**Data listing:**
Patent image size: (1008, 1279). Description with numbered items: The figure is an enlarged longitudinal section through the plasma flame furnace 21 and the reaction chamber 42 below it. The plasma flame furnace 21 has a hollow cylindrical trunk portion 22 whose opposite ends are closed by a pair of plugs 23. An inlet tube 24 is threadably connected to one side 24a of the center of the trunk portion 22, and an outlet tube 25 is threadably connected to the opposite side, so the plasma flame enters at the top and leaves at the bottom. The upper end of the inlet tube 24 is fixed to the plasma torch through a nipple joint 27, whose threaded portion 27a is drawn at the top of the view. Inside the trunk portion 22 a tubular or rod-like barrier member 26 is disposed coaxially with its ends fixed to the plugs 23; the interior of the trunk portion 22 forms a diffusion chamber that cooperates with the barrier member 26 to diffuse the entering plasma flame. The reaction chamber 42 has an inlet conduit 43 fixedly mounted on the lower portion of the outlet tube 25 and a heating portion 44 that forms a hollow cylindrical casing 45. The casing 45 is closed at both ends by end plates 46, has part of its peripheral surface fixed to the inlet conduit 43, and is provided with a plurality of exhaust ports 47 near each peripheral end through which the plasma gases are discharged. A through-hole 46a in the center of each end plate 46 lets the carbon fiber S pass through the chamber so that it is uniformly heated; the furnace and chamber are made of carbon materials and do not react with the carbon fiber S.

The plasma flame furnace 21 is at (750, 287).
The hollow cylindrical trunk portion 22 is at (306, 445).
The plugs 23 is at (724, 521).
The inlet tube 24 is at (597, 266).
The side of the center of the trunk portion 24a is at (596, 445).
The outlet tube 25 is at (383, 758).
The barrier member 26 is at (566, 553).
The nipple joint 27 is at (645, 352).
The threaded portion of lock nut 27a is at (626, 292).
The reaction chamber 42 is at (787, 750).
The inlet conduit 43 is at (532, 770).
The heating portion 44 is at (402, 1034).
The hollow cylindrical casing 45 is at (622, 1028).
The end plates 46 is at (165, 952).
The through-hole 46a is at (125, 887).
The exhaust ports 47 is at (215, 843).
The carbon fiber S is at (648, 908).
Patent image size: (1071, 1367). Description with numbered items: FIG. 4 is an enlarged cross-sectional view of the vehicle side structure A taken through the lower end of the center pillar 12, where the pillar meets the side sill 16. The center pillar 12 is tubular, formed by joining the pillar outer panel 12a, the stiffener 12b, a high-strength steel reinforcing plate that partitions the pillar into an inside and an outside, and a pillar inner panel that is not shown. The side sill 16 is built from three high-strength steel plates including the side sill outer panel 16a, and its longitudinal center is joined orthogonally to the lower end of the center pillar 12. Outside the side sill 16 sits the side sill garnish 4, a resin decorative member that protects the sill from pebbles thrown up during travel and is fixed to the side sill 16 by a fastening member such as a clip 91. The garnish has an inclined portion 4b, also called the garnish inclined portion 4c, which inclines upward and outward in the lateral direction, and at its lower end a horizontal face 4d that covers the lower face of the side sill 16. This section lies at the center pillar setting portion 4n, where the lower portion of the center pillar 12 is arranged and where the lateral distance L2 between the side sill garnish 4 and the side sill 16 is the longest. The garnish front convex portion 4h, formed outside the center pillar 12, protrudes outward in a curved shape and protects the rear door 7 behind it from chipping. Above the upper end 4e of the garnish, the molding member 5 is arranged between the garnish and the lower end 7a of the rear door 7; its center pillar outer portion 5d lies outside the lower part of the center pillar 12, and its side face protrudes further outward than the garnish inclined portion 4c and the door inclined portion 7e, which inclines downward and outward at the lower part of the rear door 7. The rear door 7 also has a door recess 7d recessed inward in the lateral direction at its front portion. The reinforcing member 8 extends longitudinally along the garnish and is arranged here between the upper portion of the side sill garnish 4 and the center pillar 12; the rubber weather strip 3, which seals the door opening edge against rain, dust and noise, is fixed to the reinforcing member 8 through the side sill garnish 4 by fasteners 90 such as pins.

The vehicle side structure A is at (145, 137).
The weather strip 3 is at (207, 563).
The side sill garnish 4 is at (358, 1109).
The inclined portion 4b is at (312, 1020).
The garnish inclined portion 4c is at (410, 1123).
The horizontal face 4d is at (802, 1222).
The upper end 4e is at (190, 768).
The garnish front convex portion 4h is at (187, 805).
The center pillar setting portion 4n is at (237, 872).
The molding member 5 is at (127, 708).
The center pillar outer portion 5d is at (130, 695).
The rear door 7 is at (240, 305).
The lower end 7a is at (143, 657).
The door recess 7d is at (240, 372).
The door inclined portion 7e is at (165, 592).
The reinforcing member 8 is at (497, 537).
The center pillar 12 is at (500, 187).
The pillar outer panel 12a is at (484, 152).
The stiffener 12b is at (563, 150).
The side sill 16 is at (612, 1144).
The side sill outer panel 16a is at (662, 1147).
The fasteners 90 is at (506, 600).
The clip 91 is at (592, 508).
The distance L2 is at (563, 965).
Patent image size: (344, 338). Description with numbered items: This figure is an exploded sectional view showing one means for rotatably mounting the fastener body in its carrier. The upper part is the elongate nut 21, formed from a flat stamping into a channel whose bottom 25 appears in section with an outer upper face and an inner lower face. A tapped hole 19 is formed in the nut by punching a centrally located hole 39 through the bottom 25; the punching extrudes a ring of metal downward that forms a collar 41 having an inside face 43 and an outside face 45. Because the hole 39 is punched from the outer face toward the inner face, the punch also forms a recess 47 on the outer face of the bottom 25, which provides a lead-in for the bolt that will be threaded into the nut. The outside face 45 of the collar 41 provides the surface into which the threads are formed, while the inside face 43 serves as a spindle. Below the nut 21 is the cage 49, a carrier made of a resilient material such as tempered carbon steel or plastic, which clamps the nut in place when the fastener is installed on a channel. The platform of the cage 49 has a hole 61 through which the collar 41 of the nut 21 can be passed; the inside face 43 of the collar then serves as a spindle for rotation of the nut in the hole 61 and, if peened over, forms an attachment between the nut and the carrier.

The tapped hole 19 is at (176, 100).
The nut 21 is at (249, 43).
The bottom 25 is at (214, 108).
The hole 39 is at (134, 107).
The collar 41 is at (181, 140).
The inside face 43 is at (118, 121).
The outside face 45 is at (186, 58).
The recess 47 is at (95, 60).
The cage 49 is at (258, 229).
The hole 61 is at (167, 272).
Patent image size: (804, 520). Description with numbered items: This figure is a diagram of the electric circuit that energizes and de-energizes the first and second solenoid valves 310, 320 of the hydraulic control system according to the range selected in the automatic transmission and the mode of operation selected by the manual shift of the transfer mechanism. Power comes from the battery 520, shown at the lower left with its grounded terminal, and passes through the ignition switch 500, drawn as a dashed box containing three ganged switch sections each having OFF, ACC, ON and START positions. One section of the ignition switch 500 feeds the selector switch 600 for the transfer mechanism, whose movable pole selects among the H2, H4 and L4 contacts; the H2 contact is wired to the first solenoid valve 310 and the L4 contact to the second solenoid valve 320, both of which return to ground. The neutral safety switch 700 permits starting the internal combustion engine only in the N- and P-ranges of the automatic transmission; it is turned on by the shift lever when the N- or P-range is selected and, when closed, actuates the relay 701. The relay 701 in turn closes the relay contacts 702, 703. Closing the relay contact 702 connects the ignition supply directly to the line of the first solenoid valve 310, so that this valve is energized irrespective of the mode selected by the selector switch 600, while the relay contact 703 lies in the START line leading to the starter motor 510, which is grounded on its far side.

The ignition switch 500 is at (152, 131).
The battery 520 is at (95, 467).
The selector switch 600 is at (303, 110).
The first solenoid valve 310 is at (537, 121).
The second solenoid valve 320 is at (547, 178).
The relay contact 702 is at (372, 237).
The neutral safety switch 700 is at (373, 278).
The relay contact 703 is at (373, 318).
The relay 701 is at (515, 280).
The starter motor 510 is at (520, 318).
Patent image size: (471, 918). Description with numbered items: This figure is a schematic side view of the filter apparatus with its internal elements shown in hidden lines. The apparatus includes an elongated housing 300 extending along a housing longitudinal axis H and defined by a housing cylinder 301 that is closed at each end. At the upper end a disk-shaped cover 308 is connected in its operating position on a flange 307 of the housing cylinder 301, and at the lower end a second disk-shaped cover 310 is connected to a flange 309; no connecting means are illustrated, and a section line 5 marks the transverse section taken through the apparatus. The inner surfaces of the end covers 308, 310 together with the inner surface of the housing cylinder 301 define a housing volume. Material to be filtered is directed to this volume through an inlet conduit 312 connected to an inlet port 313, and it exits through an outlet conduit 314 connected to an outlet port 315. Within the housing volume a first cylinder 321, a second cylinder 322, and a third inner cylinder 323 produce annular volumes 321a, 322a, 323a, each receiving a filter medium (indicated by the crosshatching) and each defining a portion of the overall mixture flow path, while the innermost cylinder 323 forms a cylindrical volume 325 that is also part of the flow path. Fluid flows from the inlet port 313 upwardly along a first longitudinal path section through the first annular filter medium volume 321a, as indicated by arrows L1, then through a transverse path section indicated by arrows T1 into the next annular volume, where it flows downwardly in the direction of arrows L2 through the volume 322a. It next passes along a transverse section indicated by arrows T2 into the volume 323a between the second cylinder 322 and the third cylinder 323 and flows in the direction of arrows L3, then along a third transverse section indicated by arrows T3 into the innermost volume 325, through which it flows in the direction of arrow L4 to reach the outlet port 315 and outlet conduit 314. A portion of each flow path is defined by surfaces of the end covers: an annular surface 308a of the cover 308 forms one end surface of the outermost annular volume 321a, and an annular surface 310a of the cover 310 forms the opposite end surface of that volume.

**To be done:** Print the part of the records that opens with the line containing "Patent image size: (344, 338)." and closes with the line containing "The inside face 43 is at (118, 121).", keeping both of those lines and reproducing every line without changes.

**Response to this task:**
Patent image size: (344, 338). Description with numbered items: This figure is an exploded sectional view showing one means for rotatably mounting the fastener body in its carrier. The upper part is the elongate nut 21, formed from a flat stamping into a channel whose bottom 25 appears in section with an outer upper face and an inner lower face. A tapped hole 19 is formed in the nut by punching a centrally located hole 39 through the bottom 25; the punching extrudes a ring of metal downward that forms a collar 41 having an inside face 43 and an outside face 45. Because the hole 39 is punched from the outer face toward the inner face, the punch also forms a recess 47 on the outer face of the bottom 25, which provides a lead-in for the bolt that will be threaded into the nut. The outside face 45 of the collar 41 provides the surface into which the threads are formed, while the inside face 43 serves as a spindle. Below the nut 21 is the cage 49, a carrier made of a resilient material such as tempered carbon steel or plastic, which clamps the nut in place when the fastener is installed on a channel. The platform of the cage 49 has a hole 61 through which the collar 41 of the nut 21 can be passed; the inside face 43 of the collar then serves as a spindle for rotation of the nut in the hole 61 and, if peened over, forms an attachment between the nut and the carrier.

The tapped hole 19 is at (176, 100).
The nut 21 is at (249, 43).
The bottom 25 is at (214, 108).
The hole 39 is at (134, 107).
The collar 41 is at (181, 140).
The inside face 43 is at (118, 121).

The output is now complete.